* begin Given data *

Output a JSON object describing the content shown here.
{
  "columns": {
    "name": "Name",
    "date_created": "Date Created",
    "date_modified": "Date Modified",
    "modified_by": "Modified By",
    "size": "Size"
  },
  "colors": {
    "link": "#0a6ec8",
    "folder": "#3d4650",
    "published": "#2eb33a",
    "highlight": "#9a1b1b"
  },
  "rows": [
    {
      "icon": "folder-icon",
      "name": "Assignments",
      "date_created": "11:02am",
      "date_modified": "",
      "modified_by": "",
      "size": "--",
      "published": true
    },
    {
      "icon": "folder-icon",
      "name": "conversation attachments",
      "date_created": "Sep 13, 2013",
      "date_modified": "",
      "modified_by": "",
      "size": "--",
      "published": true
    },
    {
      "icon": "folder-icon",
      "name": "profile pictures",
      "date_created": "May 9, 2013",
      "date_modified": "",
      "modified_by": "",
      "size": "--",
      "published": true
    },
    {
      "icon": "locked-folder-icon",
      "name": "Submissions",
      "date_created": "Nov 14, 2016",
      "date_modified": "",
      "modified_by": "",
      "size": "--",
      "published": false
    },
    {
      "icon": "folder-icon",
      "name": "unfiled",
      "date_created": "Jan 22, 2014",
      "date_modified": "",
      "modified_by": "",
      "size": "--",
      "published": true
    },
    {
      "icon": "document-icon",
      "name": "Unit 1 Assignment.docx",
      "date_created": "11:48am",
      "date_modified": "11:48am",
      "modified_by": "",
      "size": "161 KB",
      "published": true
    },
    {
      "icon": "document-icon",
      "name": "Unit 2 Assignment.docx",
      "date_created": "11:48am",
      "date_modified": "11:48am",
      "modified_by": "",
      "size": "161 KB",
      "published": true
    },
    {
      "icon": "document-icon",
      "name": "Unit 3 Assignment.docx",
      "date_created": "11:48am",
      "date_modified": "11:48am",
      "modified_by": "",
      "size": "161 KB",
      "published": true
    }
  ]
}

* end Given data *

§ **Your instructions**
Select the lines from the entries that include the word "name".

§ **Result**
    "name": "Name",
      "name": "Assignments",
      "name": "conversation attachments",
      "name": "profile pictures",
      "name": "Submissions",
      "name": "unfiled",
      "name": "Unit 1 Assignment.docx",
      "name": "Unit 2 Assignment.docx",
      "name": "Unit 3 Assignment.docx",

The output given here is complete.